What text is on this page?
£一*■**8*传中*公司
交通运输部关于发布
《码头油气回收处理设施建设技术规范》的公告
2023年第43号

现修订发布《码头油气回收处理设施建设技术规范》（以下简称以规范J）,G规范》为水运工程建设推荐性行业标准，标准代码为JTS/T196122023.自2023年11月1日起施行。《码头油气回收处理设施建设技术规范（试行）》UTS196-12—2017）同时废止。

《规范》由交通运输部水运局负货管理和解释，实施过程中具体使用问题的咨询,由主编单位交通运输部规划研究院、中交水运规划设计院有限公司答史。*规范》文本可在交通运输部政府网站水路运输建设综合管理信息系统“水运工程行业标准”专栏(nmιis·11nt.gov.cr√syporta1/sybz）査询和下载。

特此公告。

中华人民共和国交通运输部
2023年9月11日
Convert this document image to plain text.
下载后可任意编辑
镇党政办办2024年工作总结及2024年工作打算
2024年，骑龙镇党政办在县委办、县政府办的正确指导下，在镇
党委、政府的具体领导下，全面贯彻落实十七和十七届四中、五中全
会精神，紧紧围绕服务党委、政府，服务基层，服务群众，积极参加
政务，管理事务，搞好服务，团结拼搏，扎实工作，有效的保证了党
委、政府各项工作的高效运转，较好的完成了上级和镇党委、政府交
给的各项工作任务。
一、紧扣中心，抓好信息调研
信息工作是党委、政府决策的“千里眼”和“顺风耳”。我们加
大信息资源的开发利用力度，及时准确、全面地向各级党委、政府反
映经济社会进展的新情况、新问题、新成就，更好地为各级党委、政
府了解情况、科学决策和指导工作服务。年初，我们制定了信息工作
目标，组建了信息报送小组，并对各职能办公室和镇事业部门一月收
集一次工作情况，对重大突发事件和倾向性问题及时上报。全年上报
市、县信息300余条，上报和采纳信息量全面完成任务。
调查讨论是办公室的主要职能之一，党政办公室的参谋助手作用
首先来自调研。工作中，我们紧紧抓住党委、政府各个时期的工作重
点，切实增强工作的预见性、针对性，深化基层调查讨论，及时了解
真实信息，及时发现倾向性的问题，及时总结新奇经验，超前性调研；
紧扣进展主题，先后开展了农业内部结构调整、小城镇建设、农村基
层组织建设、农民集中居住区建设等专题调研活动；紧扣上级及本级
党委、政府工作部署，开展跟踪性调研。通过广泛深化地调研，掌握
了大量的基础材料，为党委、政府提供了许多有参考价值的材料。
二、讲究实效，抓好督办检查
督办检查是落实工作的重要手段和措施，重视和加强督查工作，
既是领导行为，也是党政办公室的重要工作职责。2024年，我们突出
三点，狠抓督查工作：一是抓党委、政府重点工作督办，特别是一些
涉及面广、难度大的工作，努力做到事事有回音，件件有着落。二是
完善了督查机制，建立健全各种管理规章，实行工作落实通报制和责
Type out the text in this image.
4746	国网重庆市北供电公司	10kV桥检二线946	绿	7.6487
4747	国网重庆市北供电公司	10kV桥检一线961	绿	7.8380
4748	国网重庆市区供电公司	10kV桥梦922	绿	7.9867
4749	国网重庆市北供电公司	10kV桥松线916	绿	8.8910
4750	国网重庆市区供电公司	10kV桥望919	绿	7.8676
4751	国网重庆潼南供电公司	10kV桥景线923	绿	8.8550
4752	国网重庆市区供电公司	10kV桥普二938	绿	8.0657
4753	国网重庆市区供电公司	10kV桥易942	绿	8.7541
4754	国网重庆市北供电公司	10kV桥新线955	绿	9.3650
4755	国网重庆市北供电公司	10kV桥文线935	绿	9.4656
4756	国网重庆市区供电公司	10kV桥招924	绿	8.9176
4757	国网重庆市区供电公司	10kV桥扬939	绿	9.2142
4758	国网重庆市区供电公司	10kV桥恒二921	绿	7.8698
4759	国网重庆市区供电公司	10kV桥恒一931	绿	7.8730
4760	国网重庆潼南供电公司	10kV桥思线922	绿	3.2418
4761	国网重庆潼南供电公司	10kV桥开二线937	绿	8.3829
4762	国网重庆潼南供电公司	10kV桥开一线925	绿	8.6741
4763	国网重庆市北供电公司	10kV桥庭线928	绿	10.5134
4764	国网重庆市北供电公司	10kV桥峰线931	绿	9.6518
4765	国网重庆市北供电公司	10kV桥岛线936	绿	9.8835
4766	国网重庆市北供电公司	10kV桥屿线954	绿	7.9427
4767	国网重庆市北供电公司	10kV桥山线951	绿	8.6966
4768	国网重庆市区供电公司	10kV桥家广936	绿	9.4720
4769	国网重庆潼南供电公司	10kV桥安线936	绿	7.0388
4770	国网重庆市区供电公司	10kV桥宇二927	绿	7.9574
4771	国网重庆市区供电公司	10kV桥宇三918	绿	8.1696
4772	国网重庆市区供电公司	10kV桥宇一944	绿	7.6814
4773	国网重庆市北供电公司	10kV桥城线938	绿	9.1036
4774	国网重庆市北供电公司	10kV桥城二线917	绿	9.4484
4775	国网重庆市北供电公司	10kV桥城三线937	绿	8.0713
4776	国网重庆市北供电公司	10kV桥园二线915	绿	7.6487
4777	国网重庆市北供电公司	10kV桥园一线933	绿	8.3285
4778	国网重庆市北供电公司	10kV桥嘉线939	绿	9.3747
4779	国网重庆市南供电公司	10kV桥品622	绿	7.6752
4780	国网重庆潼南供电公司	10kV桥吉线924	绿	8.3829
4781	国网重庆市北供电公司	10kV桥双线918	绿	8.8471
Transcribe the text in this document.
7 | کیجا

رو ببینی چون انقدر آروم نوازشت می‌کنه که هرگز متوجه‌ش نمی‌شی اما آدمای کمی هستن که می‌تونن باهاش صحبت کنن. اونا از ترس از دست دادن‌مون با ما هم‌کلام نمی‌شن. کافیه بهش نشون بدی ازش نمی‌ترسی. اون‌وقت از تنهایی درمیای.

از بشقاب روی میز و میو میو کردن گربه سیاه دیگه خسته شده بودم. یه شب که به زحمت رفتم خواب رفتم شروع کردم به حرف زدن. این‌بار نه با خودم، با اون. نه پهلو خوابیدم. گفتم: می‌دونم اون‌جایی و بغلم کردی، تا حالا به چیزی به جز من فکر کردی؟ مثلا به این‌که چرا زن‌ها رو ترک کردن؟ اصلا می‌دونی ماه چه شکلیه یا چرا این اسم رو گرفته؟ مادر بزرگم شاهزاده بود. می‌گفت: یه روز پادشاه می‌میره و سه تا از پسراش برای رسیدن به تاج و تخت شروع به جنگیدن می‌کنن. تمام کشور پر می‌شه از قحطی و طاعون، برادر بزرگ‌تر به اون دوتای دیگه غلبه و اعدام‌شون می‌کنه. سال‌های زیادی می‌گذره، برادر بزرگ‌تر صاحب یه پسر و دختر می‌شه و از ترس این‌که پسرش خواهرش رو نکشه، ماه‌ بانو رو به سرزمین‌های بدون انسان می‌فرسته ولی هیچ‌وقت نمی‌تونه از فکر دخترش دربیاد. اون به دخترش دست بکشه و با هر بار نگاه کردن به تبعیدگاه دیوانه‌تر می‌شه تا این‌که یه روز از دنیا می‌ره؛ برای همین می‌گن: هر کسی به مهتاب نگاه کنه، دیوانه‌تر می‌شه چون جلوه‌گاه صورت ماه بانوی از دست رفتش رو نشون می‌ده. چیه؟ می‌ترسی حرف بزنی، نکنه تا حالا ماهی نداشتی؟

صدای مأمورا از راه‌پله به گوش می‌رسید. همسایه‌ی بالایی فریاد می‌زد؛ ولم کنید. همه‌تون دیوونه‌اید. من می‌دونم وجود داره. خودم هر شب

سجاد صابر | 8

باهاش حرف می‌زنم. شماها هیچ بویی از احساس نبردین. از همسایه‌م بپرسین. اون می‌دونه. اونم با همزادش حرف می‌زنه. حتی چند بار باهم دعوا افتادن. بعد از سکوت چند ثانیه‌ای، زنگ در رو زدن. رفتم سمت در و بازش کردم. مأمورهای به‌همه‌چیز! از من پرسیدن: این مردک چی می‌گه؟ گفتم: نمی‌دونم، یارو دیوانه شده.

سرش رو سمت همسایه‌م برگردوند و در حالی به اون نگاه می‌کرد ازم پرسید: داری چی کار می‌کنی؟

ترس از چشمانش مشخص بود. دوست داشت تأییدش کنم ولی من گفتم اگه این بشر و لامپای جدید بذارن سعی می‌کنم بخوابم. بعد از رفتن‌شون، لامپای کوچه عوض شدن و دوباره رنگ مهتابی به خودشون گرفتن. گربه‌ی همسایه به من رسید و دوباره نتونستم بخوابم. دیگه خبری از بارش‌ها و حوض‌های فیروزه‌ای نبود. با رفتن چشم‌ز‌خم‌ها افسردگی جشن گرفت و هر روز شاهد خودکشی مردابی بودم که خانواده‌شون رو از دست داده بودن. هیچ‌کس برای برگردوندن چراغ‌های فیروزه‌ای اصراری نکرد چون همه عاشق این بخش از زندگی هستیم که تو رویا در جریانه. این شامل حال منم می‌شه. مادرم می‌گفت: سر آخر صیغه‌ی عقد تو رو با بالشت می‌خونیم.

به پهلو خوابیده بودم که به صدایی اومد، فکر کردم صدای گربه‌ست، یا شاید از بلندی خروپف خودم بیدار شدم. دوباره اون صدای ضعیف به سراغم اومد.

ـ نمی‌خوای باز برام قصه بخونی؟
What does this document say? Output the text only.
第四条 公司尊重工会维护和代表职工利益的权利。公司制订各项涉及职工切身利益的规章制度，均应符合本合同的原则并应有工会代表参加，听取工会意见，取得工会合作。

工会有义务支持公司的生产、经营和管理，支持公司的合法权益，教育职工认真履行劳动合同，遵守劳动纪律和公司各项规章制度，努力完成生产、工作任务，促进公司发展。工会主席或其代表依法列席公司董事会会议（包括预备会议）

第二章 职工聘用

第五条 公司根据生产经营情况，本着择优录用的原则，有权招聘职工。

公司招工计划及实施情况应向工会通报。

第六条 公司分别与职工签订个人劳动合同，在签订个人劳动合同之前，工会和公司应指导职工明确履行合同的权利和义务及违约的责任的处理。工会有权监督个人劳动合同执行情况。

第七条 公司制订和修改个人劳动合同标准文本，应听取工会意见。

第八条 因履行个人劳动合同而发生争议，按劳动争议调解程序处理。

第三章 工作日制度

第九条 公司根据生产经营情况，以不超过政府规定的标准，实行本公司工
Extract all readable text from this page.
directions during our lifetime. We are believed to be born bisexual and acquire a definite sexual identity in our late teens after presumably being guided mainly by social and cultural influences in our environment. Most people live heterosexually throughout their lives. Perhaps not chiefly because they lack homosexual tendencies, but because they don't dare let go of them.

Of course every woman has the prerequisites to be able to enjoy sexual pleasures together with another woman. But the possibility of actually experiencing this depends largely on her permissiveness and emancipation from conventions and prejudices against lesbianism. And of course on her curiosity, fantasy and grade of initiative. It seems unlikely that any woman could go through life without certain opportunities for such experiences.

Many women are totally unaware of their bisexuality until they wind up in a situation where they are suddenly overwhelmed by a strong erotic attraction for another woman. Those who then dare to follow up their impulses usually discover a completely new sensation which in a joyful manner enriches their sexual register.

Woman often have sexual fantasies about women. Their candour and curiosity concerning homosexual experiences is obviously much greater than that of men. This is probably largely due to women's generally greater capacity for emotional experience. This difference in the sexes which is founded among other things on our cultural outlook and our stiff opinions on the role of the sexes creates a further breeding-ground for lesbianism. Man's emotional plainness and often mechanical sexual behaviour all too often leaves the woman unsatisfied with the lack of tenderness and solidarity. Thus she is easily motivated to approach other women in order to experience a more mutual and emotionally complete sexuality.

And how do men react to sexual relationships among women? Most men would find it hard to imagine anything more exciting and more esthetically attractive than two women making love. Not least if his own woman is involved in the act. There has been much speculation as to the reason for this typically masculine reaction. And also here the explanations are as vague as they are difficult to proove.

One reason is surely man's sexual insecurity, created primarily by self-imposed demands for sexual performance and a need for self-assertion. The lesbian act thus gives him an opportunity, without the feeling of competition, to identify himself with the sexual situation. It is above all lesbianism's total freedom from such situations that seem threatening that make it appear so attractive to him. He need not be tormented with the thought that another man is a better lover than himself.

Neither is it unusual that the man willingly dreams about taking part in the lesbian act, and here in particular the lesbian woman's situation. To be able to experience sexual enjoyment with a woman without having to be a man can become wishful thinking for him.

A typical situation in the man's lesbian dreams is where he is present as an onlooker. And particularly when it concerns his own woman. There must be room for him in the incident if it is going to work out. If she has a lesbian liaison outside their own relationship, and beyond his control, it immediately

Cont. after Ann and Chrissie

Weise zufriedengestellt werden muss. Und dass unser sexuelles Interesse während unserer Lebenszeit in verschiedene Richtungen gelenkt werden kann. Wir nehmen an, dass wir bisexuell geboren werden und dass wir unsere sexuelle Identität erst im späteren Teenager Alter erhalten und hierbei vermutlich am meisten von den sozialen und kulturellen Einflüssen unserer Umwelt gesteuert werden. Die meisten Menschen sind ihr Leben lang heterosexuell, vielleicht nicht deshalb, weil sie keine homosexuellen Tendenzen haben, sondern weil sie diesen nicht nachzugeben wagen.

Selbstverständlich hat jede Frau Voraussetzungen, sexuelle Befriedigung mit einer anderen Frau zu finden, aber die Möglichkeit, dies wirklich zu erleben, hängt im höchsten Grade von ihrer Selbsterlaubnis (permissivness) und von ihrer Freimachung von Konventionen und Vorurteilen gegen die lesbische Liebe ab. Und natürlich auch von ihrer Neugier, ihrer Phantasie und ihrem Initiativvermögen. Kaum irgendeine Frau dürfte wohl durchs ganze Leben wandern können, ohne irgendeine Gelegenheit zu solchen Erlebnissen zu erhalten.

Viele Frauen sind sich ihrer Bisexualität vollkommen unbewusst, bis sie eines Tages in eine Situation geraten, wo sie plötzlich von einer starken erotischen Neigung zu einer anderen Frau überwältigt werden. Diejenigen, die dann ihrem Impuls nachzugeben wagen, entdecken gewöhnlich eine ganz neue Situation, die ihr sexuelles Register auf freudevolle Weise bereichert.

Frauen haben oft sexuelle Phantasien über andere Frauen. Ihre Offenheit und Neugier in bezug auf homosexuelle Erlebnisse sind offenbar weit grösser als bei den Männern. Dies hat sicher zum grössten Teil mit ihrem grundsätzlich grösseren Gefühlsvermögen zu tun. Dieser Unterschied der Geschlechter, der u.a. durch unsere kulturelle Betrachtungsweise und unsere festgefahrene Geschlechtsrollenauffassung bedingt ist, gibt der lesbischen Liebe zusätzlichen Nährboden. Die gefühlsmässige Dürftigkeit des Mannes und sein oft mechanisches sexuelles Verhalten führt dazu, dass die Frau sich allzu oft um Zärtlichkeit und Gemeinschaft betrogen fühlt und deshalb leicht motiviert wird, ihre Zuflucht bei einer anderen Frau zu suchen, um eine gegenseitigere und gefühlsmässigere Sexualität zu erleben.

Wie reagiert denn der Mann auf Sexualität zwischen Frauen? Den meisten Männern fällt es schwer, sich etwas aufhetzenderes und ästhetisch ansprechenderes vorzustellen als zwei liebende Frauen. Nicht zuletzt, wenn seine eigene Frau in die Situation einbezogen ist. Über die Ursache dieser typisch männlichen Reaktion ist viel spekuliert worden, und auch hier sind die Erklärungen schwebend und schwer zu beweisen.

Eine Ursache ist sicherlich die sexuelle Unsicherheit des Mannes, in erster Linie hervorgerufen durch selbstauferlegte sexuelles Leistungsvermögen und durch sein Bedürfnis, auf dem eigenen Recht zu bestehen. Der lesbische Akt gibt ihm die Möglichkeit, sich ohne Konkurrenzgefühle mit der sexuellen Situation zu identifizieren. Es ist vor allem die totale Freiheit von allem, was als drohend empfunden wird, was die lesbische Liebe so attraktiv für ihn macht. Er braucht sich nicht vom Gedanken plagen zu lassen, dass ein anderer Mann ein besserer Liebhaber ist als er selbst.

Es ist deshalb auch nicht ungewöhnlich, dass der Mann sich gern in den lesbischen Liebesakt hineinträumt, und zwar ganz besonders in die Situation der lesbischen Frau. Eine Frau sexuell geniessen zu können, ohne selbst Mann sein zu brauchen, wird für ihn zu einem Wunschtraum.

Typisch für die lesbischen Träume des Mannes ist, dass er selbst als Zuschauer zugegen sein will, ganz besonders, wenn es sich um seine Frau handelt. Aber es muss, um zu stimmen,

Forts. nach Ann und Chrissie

__TASK OBJECTIVE__.
Every line containing the string "码头油气回收处理设施建设技术规范" must be listed.

__COMPLETE ANSWER__.
《码头油气回收处理设施建设技术规范》的公告
现修订发布《码头油气回收处理设施建设技术规范》（以下简称以规范J）,G规范》为水运工程建设推荐性行业标准，标准代码为JTS/T196122023.自2023年11月1日起施行。《码头油气回收处理设施建设技术规范（试行）》UTS196-12—2017）同时废止。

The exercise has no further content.